### DO THIS
Extract each line from the entries below that has the string "Está" in it.

************

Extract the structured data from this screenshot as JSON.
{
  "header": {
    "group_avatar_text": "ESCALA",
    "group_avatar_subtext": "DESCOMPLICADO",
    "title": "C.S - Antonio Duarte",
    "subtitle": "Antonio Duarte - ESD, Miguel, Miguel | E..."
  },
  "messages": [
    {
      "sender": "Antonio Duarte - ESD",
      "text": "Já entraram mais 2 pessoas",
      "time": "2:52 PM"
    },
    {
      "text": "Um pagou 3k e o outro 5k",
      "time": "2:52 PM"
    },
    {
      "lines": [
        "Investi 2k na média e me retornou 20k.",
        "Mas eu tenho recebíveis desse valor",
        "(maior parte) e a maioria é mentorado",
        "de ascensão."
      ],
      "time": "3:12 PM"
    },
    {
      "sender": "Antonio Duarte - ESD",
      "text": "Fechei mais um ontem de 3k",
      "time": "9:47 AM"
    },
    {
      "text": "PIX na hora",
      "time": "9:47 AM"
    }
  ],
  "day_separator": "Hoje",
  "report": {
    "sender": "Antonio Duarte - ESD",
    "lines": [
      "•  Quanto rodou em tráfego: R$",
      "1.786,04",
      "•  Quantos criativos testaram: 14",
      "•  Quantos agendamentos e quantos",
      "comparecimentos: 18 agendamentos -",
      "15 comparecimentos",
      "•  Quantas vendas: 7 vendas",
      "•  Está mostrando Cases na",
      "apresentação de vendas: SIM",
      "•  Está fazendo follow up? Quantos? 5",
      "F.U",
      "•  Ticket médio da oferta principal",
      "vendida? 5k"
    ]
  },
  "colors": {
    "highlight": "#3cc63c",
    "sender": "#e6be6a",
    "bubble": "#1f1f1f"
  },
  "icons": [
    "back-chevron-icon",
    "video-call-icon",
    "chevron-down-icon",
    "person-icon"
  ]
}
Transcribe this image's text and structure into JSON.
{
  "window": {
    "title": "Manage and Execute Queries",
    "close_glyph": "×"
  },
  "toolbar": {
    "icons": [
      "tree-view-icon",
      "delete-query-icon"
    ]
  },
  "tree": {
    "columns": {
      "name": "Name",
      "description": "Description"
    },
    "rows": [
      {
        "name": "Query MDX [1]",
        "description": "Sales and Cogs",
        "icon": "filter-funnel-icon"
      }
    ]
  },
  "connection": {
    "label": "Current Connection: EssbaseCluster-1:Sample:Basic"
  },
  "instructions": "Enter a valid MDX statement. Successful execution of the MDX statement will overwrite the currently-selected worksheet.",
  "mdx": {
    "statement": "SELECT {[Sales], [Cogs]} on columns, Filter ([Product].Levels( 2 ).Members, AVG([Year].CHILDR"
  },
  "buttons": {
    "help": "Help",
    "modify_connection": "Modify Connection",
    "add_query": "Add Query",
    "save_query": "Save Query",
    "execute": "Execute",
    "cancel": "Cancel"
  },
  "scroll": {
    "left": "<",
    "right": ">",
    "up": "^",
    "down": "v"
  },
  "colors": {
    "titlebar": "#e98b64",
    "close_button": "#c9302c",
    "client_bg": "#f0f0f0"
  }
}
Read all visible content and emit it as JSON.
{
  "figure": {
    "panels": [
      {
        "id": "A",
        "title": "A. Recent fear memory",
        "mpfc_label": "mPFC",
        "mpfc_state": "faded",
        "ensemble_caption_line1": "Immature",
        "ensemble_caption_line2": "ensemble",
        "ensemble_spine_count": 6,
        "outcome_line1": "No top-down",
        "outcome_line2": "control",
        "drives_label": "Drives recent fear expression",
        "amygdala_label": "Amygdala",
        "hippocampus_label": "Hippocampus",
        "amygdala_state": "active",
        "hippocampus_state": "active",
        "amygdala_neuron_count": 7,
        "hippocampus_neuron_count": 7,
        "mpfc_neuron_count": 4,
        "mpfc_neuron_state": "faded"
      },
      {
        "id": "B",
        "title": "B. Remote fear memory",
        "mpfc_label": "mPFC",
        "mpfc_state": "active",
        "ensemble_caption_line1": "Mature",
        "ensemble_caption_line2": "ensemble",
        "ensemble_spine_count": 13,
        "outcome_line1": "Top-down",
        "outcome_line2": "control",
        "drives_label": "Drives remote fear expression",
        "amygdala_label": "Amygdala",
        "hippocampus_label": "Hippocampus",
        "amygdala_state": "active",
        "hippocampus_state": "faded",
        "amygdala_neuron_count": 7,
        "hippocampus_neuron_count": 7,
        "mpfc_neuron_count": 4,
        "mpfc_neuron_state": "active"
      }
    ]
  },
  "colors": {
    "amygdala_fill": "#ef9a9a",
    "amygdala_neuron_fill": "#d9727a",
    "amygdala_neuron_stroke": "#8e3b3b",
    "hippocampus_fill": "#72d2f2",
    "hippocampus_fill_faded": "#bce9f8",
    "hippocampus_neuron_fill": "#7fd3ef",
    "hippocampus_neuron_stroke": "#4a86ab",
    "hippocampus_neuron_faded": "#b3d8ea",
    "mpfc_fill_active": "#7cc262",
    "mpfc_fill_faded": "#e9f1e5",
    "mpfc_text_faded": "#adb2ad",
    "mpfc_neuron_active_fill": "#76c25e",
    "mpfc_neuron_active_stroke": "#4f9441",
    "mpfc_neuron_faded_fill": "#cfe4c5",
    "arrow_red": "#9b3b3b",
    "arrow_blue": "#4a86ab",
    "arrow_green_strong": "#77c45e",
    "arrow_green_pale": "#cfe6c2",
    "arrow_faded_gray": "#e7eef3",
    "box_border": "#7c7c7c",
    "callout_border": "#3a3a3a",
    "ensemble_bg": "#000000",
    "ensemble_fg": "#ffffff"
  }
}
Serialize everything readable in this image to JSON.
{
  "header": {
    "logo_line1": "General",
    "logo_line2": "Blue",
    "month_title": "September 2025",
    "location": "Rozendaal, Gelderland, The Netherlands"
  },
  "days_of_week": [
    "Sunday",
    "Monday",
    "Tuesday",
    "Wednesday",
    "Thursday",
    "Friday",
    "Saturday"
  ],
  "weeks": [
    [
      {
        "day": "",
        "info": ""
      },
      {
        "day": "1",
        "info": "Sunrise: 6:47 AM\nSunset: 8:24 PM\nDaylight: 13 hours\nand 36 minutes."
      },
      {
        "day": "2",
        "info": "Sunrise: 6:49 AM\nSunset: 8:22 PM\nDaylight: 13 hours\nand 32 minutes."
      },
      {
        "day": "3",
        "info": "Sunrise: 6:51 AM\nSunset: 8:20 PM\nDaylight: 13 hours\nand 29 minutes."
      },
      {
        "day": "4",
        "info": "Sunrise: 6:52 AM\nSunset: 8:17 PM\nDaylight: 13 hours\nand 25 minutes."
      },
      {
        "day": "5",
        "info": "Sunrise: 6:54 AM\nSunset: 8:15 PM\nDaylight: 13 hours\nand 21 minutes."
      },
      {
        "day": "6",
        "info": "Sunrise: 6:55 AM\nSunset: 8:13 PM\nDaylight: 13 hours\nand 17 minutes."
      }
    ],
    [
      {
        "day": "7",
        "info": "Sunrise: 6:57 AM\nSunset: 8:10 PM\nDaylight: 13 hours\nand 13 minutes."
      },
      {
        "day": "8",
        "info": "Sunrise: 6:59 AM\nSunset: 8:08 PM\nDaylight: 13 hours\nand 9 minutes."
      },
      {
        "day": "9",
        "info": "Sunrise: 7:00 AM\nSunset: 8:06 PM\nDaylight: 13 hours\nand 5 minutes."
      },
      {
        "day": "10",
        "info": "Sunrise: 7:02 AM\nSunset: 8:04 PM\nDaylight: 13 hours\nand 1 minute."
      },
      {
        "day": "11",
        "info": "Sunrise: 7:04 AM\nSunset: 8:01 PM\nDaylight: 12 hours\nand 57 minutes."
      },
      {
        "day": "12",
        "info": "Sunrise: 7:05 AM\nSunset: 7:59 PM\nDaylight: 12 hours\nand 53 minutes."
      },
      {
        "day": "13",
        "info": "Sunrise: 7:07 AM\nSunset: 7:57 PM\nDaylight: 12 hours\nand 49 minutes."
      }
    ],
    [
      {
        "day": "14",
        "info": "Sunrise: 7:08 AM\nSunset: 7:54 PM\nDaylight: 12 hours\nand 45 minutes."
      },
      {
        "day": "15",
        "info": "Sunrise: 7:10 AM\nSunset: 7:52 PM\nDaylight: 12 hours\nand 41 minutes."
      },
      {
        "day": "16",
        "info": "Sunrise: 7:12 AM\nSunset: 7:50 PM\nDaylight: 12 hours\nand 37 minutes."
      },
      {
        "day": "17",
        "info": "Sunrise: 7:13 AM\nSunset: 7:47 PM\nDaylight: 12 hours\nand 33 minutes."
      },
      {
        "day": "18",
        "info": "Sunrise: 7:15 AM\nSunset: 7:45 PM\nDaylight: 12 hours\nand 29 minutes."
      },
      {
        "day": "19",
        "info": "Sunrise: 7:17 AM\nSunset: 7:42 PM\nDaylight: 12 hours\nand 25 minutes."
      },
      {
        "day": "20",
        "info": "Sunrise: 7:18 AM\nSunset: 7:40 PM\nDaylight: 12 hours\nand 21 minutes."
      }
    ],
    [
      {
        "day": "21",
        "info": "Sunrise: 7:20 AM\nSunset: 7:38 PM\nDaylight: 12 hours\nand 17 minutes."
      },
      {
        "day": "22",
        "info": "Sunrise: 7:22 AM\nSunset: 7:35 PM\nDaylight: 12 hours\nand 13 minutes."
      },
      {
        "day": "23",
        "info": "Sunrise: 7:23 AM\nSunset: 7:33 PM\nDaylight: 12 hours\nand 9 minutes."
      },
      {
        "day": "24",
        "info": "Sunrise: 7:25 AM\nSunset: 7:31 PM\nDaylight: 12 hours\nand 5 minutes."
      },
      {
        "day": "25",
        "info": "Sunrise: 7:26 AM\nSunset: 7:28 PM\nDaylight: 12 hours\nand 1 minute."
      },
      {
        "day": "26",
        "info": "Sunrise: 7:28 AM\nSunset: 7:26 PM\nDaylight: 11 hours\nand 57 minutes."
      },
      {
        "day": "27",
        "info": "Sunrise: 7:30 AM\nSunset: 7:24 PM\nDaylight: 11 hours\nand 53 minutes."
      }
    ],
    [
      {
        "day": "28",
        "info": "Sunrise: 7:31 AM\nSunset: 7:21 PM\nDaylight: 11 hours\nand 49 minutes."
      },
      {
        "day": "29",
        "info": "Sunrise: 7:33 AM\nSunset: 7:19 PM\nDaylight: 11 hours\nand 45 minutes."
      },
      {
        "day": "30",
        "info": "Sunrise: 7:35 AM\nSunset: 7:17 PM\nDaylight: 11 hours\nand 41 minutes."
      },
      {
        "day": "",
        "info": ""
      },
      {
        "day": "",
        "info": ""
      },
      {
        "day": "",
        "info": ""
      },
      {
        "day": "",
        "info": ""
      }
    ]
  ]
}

************

### FINAL ANSWER
      "•  Está mostrando Cases na",
      "•  Está fazendo follow up? Quantos? 5",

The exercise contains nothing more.